** Goal **
Review the listing and copy each line that holds the word "okres".

══ Provided information

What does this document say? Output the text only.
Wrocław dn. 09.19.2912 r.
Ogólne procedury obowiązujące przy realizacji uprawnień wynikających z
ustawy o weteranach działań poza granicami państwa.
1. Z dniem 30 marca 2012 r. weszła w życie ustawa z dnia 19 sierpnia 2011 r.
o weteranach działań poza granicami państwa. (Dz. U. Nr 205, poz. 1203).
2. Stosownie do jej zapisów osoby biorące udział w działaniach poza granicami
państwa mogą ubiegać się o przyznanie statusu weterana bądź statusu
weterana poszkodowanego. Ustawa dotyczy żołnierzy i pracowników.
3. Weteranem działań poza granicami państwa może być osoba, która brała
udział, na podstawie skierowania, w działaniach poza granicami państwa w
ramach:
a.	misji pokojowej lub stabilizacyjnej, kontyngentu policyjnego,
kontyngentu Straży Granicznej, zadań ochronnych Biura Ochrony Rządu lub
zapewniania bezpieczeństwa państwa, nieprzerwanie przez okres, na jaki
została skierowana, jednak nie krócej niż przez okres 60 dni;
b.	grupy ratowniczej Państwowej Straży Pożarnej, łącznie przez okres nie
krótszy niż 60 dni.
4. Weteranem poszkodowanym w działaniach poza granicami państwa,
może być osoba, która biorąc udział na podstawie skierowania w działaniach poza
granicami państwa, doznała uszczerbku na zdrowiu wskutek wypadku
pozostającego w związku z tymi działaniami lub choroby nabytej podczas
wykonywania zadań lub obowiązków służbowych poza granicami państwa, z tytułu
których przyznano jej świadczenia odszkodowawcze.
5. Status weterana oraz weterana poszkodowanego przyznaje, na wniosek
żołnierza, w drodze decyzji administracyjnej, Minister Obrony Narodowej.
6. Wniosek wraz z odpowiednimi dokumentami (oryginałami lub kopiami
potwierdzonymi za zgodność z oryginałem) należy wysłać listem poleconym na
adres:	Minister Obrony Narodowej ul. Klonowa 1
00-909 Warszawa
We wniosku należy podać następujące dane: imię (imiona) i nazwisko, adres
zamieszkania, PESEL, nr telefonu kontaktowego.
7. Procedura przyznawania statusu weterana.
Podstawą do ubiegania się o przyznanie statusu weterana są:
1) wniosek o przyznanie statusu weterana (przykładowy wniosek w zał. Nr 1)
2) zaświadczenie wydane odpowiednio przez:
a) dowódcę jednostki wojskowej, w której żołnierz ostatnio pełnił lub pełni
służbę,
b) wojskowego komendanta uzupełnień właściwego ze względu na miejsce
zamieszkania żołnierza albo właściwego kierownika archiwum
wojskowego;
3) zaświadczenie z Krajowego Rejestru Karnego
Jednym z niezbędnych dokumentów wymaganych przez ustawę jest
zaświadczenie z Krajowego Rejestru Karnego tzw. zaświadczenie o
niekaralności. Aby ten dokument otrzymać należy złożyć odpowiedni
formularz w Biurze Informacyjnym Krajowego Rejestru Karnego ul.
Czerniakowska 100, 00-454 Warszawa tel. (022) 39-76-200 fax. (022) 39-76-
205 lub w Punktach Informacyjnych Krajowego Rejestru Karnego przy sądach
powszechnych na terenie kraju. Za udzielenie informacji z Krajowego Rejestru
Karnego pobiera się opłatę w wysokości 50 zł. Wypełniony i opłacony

════

** Answer for this exercise **
zapewniania bezpieczeństwa państwa, nieprzerwanie przez okres, na jaki
została skierowana, jednak nie krócej niż przez okres 60 dni;
b.	grupy ratowniczej Państwowej Straży Pożarnej, łącznie przez okres nie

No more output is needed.